-- Begin --

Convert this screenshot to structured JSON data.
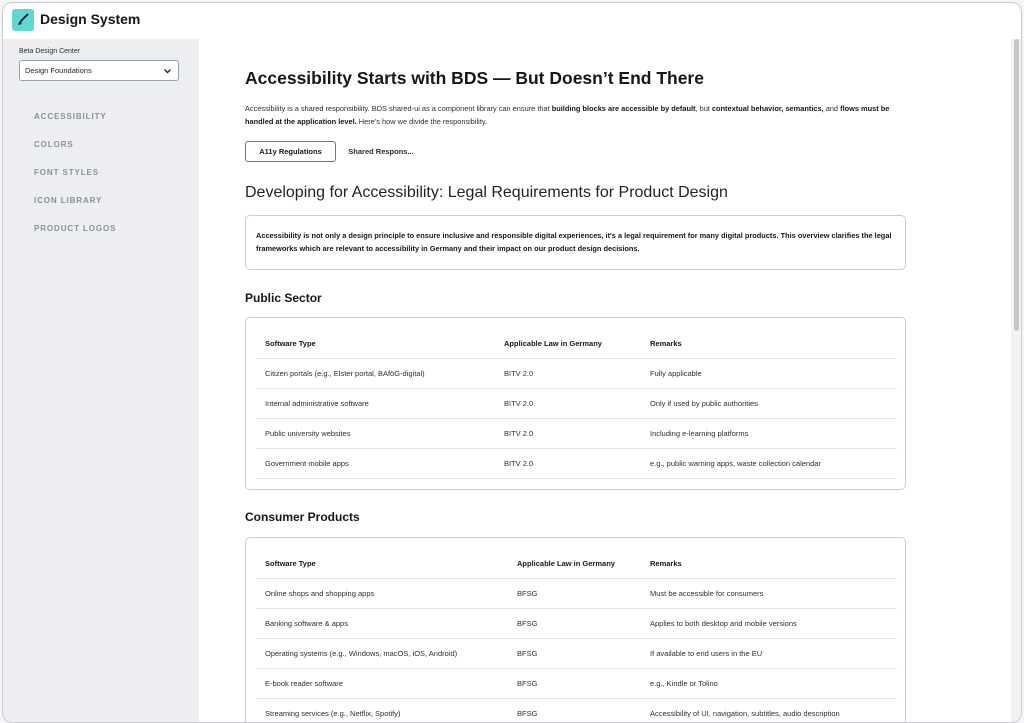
{
  "app": {
    "title": "Design System",
    "colors": {
      "accent": "#1e88e5",
      "logo": "#5fd6cf",
      "sidebar_bg": "#eceef1"
    }
  },
  "sidebar": {
    "center_label": "Beta Design Center",
    "select_value": "Design Foundations",
    "items": [
      {
        "label": "ACCESSIBILITY"
      },
      {
        "label": "COLORS"
      },
      {
        "label": "FONT STYLES"
      },
      {
        "label": "ICON LIBRARY"
      },
      {
        "label": "PRODUCT LOGOS"
      }
    ]
  },
  "main": {
    "title": "Accessibility Starts with BDS — But Doesn’t End There",
    "intro": {
      "p1": "Accessibility is a shared responsibility. BDS shared-ui as a component library can ensure that ",
      "b1": "building blocks are accessible by default",
      "p2": ", but ",
      "b2": "contextual behavior, semantics,",
      "p3": " and ",
      "b3": "flows must be handled at the application level.",
      "p4": " Here’s how we divide the responsibility."
    },
    "tabs": [
      {
        "label": "A11y Regulations",
        "active": true
      },
      {
        "label": "Shared Respons..."
      }
    ],
    "section_title": "Developing for Accessibility: Legal Requirements for Product Design",
    "callout": "Accessibility is not only a design principle to ensure inclusive and responsible digital experiences, it's a legal requirement for many digital products. This overview clarifies the legal frameworks which are relevant to accessibility in Germany and their impact on our product design decisions."
  },
  "public_sector": {
    "heading": "Public Sector",
    "columns": [
      "Software Type",
      "Applicable Law in Germany",
      "Remarks"
    ],
    "rows": [
      [
        "Citizen portals (e.g., Elster portal, BAföG-digital)",
        "BITV 2.0",
        "Fully applicable"
      ],
      [
        "Internal administrative software",
        "BITV 2.0",
        "Only if used by public authorities"
      ],
      [
        "Public university websites",
        "BITV 2.0",
        "Including e-learning platforms"
      ],
      [
        "Government mobile apps",
        "BITV 2.0",
        "e.g., public warning apps, waste collection calendar"
      ]
    ]
  },
  "consumer_products": {
    "heading": "Consumer Products",
    "columns": [
      "Software Type",
      "Applicable Law in Germany",
      "Remarks"
    ],
    "rows": [
      [
        "Online shops and shopping apps",
        "BFSG",
        "Must be accessible for consumers"
      ],
      [
        "Banking software & apps",
        "BFSG",
        "Applies to both desktop and mobile versions"
      ],
      [
        "Operating systems (e.g., Windows, macOS, iOS, Android)",
        "BFSG",
        "If available to end users in the EU"
      ],
      [
        "E-book reader software",
        "BFSG",
        "e.g., Kindle or Tolino"
      ],
      [
        "Streaming services (e.g., Netflix, Spotify)",
        "BFSG",
        "Accessibility of UI, navigation, subtitles, audio description"
      ]
    ]
  }
}
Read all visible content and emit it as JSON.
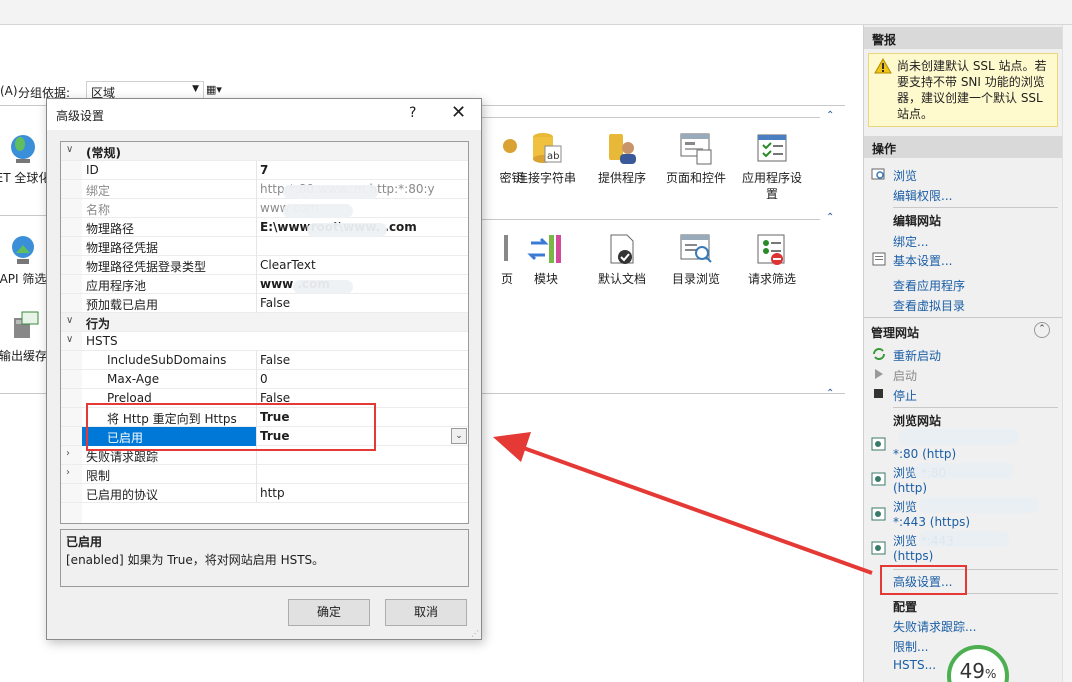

-- End --

# STATED PROBLEM
Quote the material in full and exactly; do not carry over its pictures.

# SOLUTION TO THIS TASK
Convert this screenshot to structured JSON data.
{
  "app": {
    "title": "Design System",
    "colors": {
      "accent": "#1e88e5",
      "logo": "#5fd6cf",
      "sidebar_bg": "#eceef1"
    }
  },
  "sidebar": {
    "center_label": "Beta Design Center",
    "select_value": "Design Foundations",
    "items": [
      {
        "label": "ACCESSIBILITY"
      },
      {
        "label": "COLORS"
      },
      {
        "label": "FONT STYLES"
      },
      {
        "label": "ICON LIBRARY"
      },
      {
        "label": "PRODUCT LOGOS"
      }
    ]
  },
  "main": {
    "title": "Accessibility Starts with BDS — But Doesn’t End There",
    "intro": {
      "p1": "Accessibility is a shared responsibility. BDS shared-ui as a component library can ensure that ",
      "b1": "building blocks are accessible by default",
      "p2": ", but ",
      "b2": "contextual behavior, semantics,",
      "p3": " and ",
      "b3": "flows must be handled at the application level.",
      "p4": " Here’s how we divide the responsibility."
    },
    "tabs": [
      {
        "label": "A11y Regulations",
        "active": true
      },
      {
        "label": "Shared Respons..."
      }
    ],
    "section_title": "Developing for Accessibility: Legal Requirements for Product Design",
    "callout": "Accessibility is not only a design principle to ensure inclusive and responsible digital experiences, it's a legal requirement for many digital products. This overview clarifies the legal frameworks which are relevant to accessibility in Germany and their impact on our product design decisions."
  },
  "public_sector": {
    "heading": "Public Sector",
    "columns": [
      "Software Type",
      "Applicable Law in Germany",
      "Remarks"
    ],
    "rows": [
      [
        "Citizen portals (e.g., Elster portal, BAföG-digital)",
        "BITV 2.0",
        "Fully applicable"
      ],
      [
        "Internal administrative software",
        "BITV 2.0",
        "Only if used by public authorities"
      ],
      [
        "Public university websites",
        "BITV 2.0",
        "Including e-learning platforms"
      ],
      [
        "Government mobile apps",
        "BITV 2.0",
        "e.g., public warning apps, waste collection calendar"
      ]
    ]
  },
  "consumer_products": {
    "heading": "Consumer Products",
    "columns": [
      "Software Type",
      "Applicable Law in Germany",
      "Remarks"
    ],
    "rows": [
      [
        "Online shops and shopping apps",
        "BFSG",
        "Must be accessible for consumers"
      ],
      [
        "Banking software & apps",
        "BFSG",
        "Applies to both desktop and mobile versions"
      ],
      [
        "Operating systems (e.g., Windows, macOS, iOS, Android)",
        "BFSG",
        "If available to end users in the EU"
      ],
      [
        "E-book reader software",
        "BFSG",
        "e.g., Kindle or Tolino"
      ],
      [
        "Streaming services (e.g., Netflix, Spotify)",
        "BFSG",
        "Accessibility of UI, navigation, subtitles, audio description"
      ]
    ]
  }
}
Read all visible content and emit it as JSON.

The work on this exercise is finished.